#### Work to be completed:
Copy out all the lines exactly. Omit pictures.

#### Dataset entries:
- - - - -
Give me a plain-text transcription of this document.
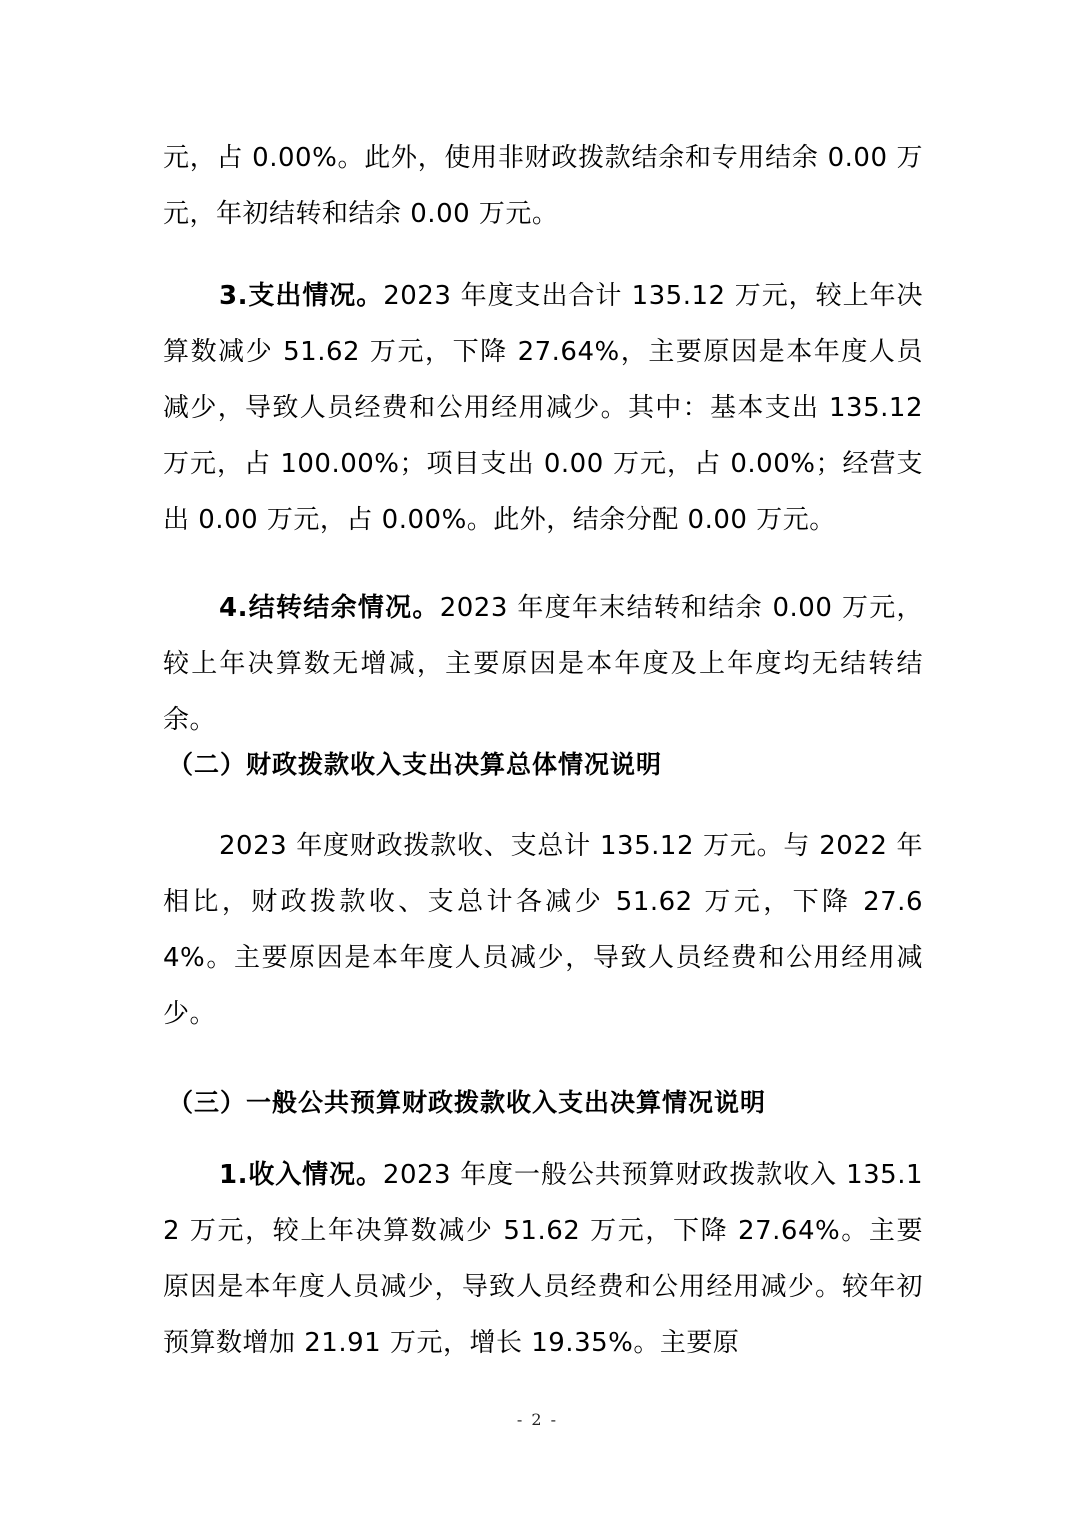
元，占 0.00%。此外，使用非财政拨款结余和专用结余 0.00 万元，年初结转和结余 0.00 万元。

3.支出情况。2023 年度支出合计 135.12 万元，较上年决算数减少 51.62 万元，下降 27.64%，主要原因是本年度人员减少，导致人员经费和公用经用减少。其中：基本支出 135.12 万元，占 100.00%；项目支出 0.00 万元，占 0.00%；经营支出 0.00 万元，占 0.00%。此外，结余分配 0.00 万元。

4.结转结余情况。2023 年度年末结转和结余 0.00 万元，较上年决算数无增减，主要原因是本年度及上年度均无结转结余。

（二）财政拨款收入支出决算总体情况说明

2023 年度财政拨款收、支总计 135.12 万元。与 2022 年相比，财政拨款收、支总计各减少 51.62 万元，下降 27.64%。主要原因是本年度人员减少，导致人员经费和公用经用减少。

（三）一般公共预算财政拨款收入支出决算情况说明

1.收入情况。2023 年度一般公共预算财政拨款收入 135.12 万元，较上年决算数减少 51.62 万元，下降 27.64%。主要原因是本年度人员减少，导致人员经费和公用经用减少。较年初预算数增加 21.91 万元，增长 19.35%。主要原

- 2 -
- - - - -
#### Result of this exercise:
Give me a plain-text transcription of this document.
元，占 0.00%。此外，使用非财政拨款结余和专用结余 0.00 万元，年初结转和结余 0.00 万元。

3.支出情况。2023 年度支出合计 135.12 万元，较上年决算数减少 51.62 万元，下降 27.64%，主要原因是本年度人员减少，导致人员经费和公用经用减少。其中：基本支出 135.12 万元，占 100.00%；项目支出 0.00 万元，占 0.00%；经营支出 0.00 万元，占 0.00%。此外，结余分配 0.00 万元。

4.结转结余情况。2023 年度年末结转和结余 0.00 万元，较上年决算数无增减，主要原因是本年度及上年度均无结转结余。

（二）财政拨款收入支出决算总体情况说明

2023 年度财政拨款收、支总计 135.12 万元。与 2022 年相比，财政拨款收、支总计各减少 51.62 万元，下降 27.64%。主要原因是本年度人员减少，导致人员经费和公用经用减少。

（三）一般公共预算财政拨款收入支出决算情况说明

1.收入情况。2023 年度一般公共预算财政拨款收入 135.12 万元，较上年决算数减少 51.62 万元，下降 27.64%。主要原因是本年度人员减少，导致人员经费和公用经用减少。较年初预算数增加 21.91 万元，增长 19.35%。主要原

- 2 -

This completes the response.